Short task
Please recast every line of the items below as a numbered list, dropping any blank lines.

Supplied data
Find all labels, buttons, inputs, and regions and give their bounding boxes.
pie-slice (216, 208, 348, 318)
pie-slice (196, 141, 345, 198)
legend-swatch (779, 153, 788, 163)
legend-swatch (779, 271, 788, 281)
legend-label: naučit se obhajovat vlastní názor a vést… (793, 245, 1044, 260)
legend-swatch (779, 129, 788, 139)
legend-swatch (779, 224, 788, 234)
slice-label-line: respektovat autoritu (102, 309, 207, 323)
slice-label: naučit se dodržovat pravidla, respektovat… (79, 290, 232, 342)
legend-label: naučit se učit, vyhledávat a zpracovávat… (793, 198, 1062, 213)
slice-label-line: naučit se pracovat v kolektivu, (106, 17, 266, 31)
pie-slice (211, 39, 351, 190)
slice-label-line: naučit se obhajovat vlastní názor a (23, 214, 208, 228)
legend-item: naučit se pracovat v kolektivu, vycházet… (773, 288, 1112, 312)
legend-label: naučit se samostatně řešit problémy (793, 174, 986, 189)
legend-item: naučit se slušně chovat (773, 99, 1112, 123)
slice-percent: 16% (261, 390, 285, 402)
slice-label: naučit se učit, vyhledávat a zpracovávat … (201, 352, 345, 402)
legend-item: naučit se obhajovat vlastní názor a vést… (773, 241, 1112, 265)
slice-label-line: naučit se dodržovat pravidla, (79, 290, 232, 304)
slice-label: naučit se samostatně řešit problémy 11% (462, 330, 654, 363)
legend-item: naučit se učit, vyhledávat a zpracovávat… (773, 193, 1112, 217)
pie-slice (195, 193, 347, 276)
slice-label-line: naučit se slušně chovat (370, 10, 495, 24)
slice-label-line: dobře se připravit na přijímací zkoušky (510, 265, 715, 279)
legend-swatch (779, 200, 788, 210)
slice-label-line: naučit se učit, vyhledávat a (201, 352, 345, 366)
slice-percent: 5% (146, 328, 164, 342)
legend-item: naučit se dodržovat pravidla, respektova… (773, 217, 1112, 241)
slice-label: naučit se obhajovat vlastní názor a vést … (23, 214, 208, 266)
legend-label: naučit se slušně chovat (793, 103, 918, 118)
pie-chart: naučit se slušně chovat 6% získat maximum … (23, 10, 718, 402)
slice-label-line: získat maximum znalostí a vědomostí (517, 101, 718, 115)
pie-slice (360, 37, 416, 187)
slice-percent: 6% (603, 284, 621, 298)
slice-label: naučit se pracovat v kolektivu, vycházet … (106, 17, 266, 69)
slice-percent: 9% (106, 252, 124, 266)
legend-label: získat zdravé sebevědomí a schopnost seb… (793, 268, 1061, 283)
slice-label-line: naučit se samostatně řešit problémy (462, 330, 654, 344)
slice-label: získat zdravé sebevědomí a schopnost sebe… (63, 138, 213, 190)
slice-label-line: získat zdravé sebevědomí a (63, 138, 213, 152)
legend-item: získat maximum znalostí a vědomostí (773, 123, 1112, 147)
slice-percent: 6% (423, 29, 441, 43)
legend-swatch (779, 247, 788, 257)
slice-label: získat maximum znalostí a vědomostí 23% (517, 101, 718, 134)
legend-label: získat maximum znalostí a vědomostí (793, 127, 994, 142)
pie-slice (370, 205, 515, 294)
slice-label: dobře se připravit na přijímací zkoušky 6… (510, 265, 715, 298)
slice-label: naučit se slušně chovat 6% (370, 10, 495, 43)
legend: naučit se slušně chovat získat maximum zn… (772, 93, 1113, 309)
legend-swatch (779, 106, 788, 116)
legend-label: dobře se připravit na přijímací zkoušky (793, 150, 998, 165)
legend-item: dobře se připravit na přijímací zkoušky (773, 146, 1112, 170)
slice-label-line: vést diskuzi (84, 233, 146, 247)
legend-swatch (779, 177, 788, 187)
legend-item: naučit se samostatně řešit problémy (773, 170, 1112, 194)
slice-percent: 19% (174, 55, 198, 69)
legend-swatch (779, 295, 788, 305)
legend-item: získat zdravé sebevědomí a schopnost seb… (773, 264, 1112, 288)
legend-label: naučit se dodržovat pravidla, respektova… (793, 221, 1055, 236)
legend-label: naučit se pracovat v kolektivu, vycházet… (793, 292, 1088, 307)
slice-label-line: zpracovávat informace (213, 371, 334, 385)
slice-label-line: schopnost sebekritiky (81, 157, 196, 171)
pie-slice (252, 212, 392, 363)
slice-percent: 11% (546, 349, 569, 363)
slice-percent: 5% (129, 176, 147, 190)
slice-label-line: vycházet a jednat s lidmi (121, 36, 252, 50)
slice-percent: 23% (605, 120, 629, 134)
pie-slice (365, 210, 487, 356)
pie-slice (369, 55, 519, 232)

Task solution
1. Find all labels, buttons, inputs, and regions and give their bounding boxes.
2. pie-slice (216, 208, 348, 318)
3. pie-slice (196, 141, 345, 198)
4. legend-swatch (779, 153, 788, 163)
5. legend-swatch (779, 271, 788, 281)
6. legend-label: naučit se obhajovat vlastní názor a vést… (793, 245, 1044, 260)
7. legend-swatch (779, 129, 788, 139)
8. legend-swatch (779, 224, 788, 234)
9. slice-label-line: respektovat autoritu (102, 309, 207, 323)
10. slice-label: naučit se dodržovat pravidla, respektovat… (79, 290, 232, 342)
11. legend-label: naučit se učit, vyhledávat a zpracovávat… (793, 198, 1062, 213)
12. slice-label-line: naučit se pracovat v kolektivu, (106, 17, 266, 31)
13. pie-slice (211, 39, 351, 190)
14. slice-label-line: naučit se obhajovat vlastní názor a (23, 214, 208, 228)
15. legend-item: naučit se pracovat v kolektivu, vycházet… (773, 288, 1112, 312)
16. legend-label: naučit se samostatně řešit problémy (793, 174, 986, 189)
17. legend-item: naučit se slušně chovat (773, 99, 1112, 123)
18. slice-percent: 16% (261, 390, 285, 402)
19. slice-label: naučit se učit, vyhledávat a zpracovávat … (201, 352, 345, 402)
20. legend-item: naučit se obhajovat vlastní názor a vést… (773, 241, 1112, 265)
21. slice-label-line: naučit se dodržovat pravidla, (79, 290, 232, 304)
22. slice-label: naučit se samostatně řešit problémy 11% (462, 330, 654, 363)
23. legend-item: naučit se učit, vyhledávat a zpracovávat… (773, 193, 1112, 217)
24. pie-slice (195, 193, 347, 276)
25. slice-label-line: naučit se slušně chovat (370, 10, 495, 24)
26. slice-label-line: dobře se připravit na přijímací zkoušky (510, 265, 715, 279)
27. legend-swatch (779, 200, 788, 210)
28. slice-label-line: naučit se učit, vyhledávat a (201, 352, 345, 366)
29. slice-percent: 5% (146, 328, 164, 342)
30. legend-item: naučit se dodržovat pravidla, respektova… (773, 217, 1112, 241)
31. slice-label: naučit se obhajovat vlastní názor a vést … (23, 214, 208, 266)
32. legend-label: naučit se slušně chovat (793, 103, 918, 118)
33. pie-chart: naučit se slušně chovat 6% získat maximum … (23, 10, 718, 402)
34. slice-label-line: získat maximum znalostí a vědomostí (517, 101, 718, 115)
35. pie-slice (360, 37, 416, 187)
36. slice-percent: 6% (603, 284, 621, 298)
37. slice-label: naučit se pracovat v kolektivu, vycházet … (106, 17, 266, 69)
38. slice-percent: 9% (106, 252, 124, 266)
39. legend-label: získat zdravé sebevědomí a schopnost seb… (793, 268, 1061, 283)
40. slice-label-line: naučit se samostatně řešit problémy (462, 330, 654, 344)
41. slice-label: získat zdravé sebevědomí a schopnost sebe… (63, 138, 213, 190)
42. slice-label-line: získat zdravé sebevědomí a (63, 138, 213, 152)
43. legend-item: získat maximum znalostí a vědomostí (773, 123, 1112, 147)
44. slice-percent: 6% (423, 29, 441, 43)
45. legend-swatch (779, 247, 788, 257)
46. slice-label: získat maximum znalostí a vědomostí 23% (517, 101, 718, 134)
47. legend-label: získat maximum znalostí a vědomostí (793, 127, 994, 142)
48. pie-slice (370, 205, 515, 294)
49. slice-label: dobře se připravit na přijímací zkoušky 6… (510, 265, 715, 298)
50. slice-label: naučit se slušně chovat 6% (370, 10, 495, 43)
51. legend: naučit se slušně chovat získat maximum zn… (772, 93, 1113, 309)
52. legend-swatch (779, 106, 788, 116)
53. legend-label: dobře se připravit na přijímací zkoušky (793, 150, 998, 165)
54. legend-item: dobře se připravit na přijímací zkoušky (773, 146, 1112, 170)
55. slice-label-line: vést diskuzi (84, 233, 146, 247)
56. legend-swatch (779, 177, 788, 187)
57. legend-item: naučit se samostatně řešit problémy (773, 170, 1112, 194)
58. slice-percent: 19% (174, 55, 198, 69)
59. legend-swatch (779, 295, 788, 305)
60. legend-item: získat zdravé sebevědomí a schopnost seb… (773, 264, 1112, 288)
61. legend-label: naučit se dodržovat pravidla, respektova… (793, 221, 1055, 236)
62. legend-label: naučit se pracovat v kolektivu, vycházet… (793, 292, 1088, 307)
63. slice-label-line: zpracovávat informace (213, 371, 334, 385)
64. slice-label-line: schopnost sebekritiky (81, 157, 196, 171)
65. pie-slice (252, 212, 392, 363)
66. slice-percent: 11% (546, 349, 569, 363)
67. slice-percent: 5% (129, 176, 147, 190)
68. slice-label-line: vycházet a jednat s lidmi (121, 36, 252, 50)
69. slice-percent: 23% (605, 120, 629, 134)
70. pie-slice (365, 210, 487, 356)
71. pie-slice (369, 55, 519, 232)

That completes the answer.